# Do this:
Without altering anything, output the material below.

[Start Data records]

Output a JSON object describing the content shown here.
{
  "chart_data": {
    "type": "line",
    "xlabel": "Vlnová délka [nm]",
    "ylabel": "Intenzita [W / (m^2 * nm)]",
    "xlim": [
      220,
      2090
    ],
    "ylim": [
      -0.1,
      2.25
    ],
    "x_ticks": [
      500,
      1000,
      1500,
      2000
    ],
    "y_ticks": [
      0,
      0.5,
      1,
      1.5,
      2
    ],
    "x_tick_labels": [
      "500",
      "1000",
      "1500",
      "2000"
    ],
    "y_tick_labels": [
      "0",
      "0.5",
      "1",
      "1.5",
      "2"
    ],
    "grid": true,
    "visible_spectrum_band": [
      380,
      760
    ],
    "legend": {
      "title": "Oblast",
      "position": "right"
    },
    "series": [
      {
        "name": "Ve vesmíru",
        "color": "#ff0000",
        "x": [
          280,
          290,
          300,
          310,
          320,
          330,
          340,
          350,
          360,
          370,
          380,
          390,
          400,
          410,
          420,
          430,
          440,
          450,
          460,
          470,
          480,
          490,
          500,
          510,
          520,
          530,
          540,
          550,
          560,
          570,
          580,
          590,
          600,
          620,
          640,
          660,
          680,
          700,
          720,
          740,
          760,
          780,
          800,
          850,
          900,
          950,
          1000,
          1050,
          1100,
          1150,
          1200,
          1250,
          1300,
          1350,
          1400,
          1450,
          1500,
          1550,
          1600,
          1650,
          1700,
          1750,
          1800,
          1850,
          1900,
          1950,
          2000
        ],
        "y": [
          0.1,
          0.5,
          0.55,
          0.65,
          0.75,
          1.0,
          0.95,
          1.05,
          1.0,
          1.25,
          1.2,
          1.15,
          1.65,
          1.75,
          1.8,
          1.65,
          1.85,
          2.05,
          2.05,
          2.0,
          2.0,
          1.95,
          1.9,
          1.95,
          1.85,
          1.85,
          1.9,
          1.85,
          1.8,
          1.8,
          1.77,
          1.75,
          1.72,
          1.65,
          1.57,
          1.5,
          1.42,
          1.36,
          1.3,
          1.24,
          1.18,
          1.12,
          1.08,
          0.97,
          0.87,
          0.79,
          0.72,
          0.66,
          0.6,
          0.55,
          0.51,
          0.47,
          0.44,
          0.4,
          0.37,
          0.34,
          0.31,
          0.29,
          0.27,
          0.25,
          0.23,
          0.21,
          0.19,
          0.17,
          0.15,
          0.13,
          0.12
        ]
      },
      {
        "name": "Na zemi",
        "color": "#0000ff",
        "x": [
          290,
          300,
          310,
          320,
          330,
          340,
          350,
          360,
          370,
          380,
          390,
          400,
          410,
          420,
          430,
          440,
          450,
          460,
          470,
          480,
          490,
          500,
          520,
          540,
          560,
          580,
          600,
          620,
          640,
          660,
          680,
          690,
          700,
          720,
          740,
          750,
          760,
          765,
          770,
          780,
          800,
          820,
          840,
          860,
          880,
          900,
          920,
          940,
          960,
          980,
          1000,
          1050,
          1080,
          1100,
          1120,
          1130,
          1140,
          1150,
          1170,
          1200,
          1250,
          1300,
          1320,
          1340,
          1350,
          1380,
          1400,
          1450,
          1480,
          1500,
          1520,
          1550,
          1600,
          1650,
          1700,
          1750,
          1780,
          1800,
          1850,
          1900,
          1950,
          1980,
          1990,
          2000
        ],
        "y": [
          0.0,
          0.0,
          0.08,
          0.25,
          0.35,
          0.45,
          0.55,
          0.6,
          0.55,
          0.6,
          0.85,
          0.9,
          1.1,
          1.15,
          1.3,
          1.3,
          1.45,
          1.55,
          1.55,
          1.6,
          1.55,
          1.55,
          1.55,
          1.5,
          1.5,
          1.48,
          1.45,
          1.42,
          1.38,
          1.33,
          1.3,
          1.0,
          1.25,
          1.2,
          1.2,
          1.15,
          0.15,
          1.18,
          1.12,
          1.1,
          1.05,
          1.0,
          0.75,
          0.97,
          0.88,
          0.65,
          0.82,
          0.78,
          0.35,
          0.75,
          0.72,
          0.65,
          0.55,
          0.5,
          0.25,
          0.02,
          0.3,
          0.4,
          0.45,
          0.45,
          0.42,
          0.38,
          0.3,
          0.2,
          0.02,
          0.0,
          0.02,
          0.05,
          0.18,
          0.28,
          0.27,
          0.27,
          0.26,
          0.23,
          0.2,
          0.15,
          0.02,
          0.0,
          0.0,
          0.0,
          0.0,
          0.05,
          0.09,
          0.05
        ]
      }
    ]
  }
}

[End Data records]

# Solution for this exercise:
Output a JSON object describing the content shown here.
{
  "chart_data": {
    "type": "line",
    "xlabel": "Vlnová délka [nm]",
    "ylabel": "Intenzita [W / (m^2 * nm)]",
    "xlim": [
      220,
      2090
    ],
    "ylim": [
      -0.1,
      2.25
    ],
    "x_ticks": [
      500,
      1000,
      1500,
      2000
    ],
    "y_ticks": [
      0,
      0.5,
      1,
      1.5,
      2
    ],
    "x_tick_labels": [
      "500",
      "1000",
      "1500",
      "2000"
    ],
    "y_tick_labels": [
      "0",
      "0.5",
      "1",
      "1.5",
      "2"
    ],
    "grid": true,
    "visible_spectrum_band": [
      380,
      760
    ],
    "legend": {
      "title": "Oblast",
      "position": "right"
    },
    "series": [
      {
        "name": "Ve vesmíru",
        "color": "#ff0000",
        "x": [
          280,
          290,
          300,
          310,
          320,
          330,
          340,
          350,
          360,
          370,
          380,
          390,
          400,
          410,
          420,
          430,
          440,
          450,
          460,
          470,
          480,
          490,
          500,
          510,
          520,
          530,
          540,
          550,
          560,
          570,
          580,
          590,
          600,
          620,
          640,
          660,
          680,
          700,
          720,
          740,
          760,
          780,
          800,
          850,
          900,
          950,
          1000,
          1050,
          1100,
          1150,
          1200,
          1250,
          1300,
          1350,
          1400,
          1450,
          1500,
          1550,
          1600,
          1650,
          1700,
          1750,
          1800,
          1850,
          1900,
          1950,
          2000
        ],
        "y": [
          0.1,
          0.5,
          0.55,
          0.65,
          0.75,
          1.0,
          0.95,
          1.05,
          1.0,
          1.25,
          1.2,
          1.15,
          1.65,
          1.75,
          1.8,
          1.65,
          1.85,
          2.05,
          2.05,
          2.0,
          2.0,
          1.95,
          1.9,
          1.95,
          1.85,
          1.85,
          1.9,
          1.85,
          1.8,
          1.8,
          1.77,
          1.75,
          1.72,
          1.65,
          1.57,
          1.5,
          1.42,
          1.36,
          1.3,
          1.24,
          1.18,
          1.12,
          1.08,
          0.97,
          0.87,
          0.79,
          0.72,
          0.66,
          0.6,
          0.55,
          0.51,
          0.47,
          0.44,
          0.4,
          0.37,
          0.34,
          0.31,
          0.29,
          0.27,
          0.25,
          0.23,
          0.21,
          0.19,
          0.17,
          0.15,
          0.13,
          0.12
        ]
      },
      {
        "name": "Na zemi",
        "color": "#0000ff",
        "x": [
          290,
          300,
          310,
          320,
          330,
          340,
          350,
          360,
          370,
          380,
          390,
          400,
          410,
          420,
          430,
          440,
          450,
          460,
          470,
          480,
          490,
          500,
          520,
          540,
          560,
          580,
          600,
          620,
          640,
          660,
          680,
          690,
          700,
          720,
          740,
          750,
          760,
          765,
          770,
          780,
          800,
          820,
          840,
          860,
          880,
          900,
          920,
          940,
          960,
          980,
          1000,
          1050,
          1080,
          1100,
          1120,
          1130,
          1140,
          1150,
          1170,
          1200,
          1250,
          1300,
          1320,
          1340,
          1350,
          1380,
          1400,
          1450,
          1480,
          1500,
          1520,
          1550,
          1600,
          1650,
          1700,
          1750,
          1780,
          1800,
          1850,
          1900,
          1950,
          1980,
          1990,
          2000
        ],
        "y": [
          0.0,
          0.0,
          0.08,
          0.25,
          0.35,
          0.45,
          0.55,
          0.6,
          0.55,
          0.6,
          0.85,
          0.9,
          1.1,
          1.15,
          1.3,
          1.3,
          1.45,
          1.55,
          1.55,
          1.6,
          1.55,
          1.55,
          1.55,
          1.5,
          1.5,
          1.48,
          1.45,
          1.42,
          1.38,
          1.33,
          1.3,
          1.0,
          1.25,
          1.2,
          1.2,
          1.15,
          0.15,
          1.18,
          1.12,
          1.1,
          1.05,
          1.0,
          0.75,
          0.97,
          0.88,
          0.65,
          0.82,
          0.78,
          0.35,
          0.75,
          0.72,
          0.65,
          0.55,
          0.5,
          0.25,
          0.02,
          0.3,
          0.4,
          0.45,
          0.45,
          0.42,
          0.38,
          0.3,
          0.2,
          0.02,
          0.0,
          0.02,
          0.05,
          0.18,
          0.28,
          0.27,
          0.27,
          0.26,
          0.23,
          0.2,
          0.15,
          0.02,
          0.0,
          0.0,
          0.0,
          0.0,
          0.05,
          0.09,
          0.05
        ]
      }
    ]
  }
}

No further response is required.